**Stated problem**
Rewrite everything from the start of the listing down to the line containing "380, 680, 650]", swapping "eyebrow" for "brow" and leaving all else unchanged. Return only those lines.

----

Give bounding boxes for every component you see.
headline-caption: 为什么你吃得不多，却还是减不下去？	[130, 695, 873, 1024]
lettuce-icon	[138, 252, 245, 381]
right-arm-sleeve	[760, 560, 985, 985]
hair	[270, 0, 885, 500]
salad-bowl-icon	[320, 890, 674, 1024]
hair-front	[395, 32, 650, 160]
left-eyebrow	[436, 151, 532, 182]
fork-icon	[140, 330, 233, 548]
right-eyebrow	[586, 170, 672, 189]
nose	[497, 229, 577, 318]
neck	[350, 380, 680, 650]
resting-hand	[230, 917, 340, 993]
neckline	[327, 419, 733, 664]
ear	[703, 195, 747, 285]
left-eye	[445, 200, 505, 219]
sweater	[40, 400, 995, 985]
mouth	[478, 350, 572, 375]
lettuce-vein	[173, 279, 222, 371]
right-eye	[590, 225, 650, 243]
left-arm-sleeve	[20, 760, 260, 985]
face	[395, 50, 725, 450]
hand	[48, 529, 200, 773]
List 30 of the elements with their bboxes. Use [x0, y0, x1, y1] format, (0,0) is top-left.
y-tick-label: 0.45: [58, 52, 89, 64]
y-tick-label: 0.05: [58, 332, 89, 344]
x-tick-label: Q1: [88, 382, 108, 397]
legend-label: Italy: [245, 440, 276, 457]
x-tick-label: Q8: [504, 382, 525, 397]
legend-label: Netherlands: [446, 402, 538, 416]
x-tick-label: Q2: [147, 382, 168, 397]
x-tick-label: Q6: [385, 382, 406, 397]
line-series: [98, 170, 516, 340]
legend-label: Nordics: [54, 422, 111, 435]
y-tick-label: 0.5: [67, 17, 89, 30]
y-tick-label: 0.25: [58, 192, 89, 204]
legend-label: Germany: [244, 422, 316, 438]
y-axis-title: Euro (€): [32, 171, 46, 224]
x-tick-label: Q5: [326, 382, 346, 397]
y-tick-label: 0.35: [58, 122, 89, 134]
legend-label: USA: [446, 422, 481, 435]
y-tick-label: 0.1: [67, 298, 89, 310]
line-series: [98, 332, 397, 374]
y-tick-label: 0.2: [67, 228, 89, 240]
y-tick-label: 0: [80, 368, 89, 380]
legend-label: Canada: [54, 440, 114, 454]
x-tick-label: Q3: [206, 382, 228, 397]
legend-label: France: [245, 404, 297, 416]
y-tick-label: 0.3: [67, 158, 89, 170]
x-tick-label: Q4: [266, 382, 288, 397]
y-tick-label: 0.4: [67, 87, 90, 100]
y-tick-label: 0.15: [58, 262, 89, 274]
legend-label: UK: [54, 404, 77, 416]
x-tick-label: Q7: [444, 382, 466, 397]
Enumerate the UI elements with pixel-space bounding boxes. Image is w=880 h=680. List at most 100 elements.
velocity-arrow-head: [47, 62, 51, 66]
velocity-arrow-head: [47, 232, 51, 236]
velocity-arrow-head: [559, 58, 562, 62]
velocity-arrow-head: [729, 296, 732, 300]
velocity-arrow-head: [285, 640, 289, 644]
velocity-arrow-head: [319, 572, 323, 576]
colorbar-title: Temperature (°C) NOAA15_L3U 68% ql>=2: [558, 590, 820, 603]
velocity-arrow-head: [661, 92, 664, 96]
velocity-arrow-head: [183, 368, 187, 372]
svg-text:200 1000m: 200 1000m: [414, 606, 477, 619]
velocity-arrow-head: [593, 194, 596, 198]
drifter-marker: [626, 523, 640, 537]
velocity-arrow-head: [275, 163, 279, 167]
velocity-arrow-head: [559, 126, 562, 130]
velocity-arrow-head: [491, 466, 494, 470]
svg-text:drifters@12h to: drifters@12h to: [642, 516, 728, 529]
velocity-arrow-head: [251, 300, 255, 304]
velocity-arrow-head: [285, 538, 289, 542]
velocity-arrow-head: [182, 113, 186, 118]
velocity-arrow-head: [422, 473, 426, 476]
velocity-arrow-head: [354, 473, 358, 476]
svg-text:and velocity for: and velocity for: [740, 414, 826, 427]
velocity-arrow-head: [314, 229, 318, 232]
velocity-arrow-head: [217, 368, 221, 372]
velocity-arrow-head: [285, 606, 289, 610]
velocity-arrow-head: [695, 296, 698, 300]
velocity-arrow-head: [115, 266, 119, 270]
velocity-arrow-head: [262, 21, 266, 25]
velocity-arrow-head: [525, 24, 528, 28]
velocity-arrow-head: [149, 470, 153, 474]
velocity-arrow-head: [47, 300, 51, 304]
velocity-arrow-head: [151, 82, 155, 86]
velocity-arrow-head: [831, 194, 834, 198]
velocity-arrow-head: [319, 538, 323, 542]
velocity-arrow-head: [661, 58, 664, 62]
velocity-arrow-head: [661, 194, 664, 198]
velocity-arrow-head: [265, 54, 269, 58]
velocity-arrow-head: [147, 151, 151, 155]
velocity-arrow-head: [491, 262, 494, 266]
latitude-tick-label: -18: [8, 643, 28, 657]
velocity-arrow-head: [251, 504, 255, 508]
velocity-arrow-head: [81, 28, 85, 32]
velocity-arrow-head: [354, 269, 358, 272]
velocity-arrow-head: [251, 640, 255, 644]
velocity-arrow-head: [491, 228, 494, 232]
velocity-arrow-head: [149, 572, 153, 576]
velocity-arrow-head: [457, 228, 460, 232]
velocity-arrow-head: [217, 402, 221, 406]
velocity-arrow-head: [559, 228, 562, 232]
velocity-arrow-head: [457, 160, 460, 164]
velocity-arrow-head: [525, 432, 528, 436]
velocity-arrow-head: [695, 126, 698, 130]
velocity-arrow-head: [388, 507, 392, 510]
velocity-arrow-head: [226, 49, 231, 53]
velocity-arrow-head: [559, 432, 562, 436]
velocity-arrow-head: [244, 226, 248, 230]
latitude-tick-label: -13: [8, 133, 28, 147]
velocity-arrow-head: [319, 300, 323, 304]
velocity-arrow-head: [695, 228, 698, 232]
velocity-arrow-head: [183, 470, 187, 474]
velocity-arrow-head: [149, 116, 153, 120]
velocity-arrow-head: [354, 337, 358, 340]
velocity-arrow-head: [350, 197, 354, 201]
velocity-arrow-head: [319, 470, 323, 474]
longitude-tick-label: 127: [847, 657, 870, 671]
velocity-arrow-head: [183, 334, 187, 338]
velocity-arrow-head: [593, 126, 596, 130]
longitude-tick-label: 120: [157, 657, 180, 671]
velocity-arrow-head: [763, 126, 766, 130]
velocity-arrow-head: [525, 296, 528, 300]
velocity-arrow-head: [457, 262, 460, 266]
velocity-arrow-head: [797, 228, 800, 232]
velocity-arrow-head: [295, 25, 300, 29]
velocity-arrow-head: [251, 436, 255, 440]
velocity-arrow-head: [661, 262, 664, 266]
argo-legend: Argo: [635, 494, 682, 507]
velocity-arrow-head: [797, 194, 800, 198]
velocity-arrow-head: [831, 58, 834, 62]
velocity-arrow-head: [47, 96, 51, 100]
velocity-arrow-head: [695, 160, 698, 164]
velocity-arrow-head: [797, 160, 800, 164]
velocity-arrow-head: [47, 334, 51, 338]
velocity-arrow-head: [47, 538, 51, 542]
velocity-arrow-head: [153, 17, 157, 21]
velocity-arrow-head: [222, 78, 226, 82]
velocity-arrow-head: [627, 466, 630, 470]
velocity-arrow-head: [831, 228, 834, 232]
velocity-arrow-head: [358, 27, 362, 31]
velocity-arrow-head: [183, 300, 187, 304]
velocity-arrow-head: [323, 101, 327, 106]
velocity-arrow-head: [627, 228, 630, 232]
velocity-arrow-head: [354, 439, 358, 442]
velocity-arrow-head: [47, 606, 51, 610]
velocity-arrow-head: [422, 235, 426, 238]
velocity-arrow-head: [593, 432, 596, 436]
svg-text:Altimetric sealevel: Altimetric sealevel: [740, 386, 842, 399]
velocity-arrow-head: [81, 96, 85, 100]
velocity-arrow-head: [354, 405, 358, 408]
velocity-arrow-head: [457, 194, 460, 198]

----

**Result of the task**
Give bounding boxes for every component you see.
headline-caption: 为什么你吃得不多，却还是减不下去？	[130, 695, 873, 1024]
lettuce-icon	[138, 252, 245, 381]
right-arm-sleeve	[760, 560, 985, 985]
hair	[270, 0, 885, 500]
salad-bowl-icon	[320, 890, 674, 1024]
hair-front	[395, 32, 650, 160]
left-brow	[436, 151, 532, 182]
fork-icon	[140, 330, 233, 548]
right-brow	[586, 170, 672, 189]
nose	[497, 229, 577, 318]
neck	[350, 380, 680, 650]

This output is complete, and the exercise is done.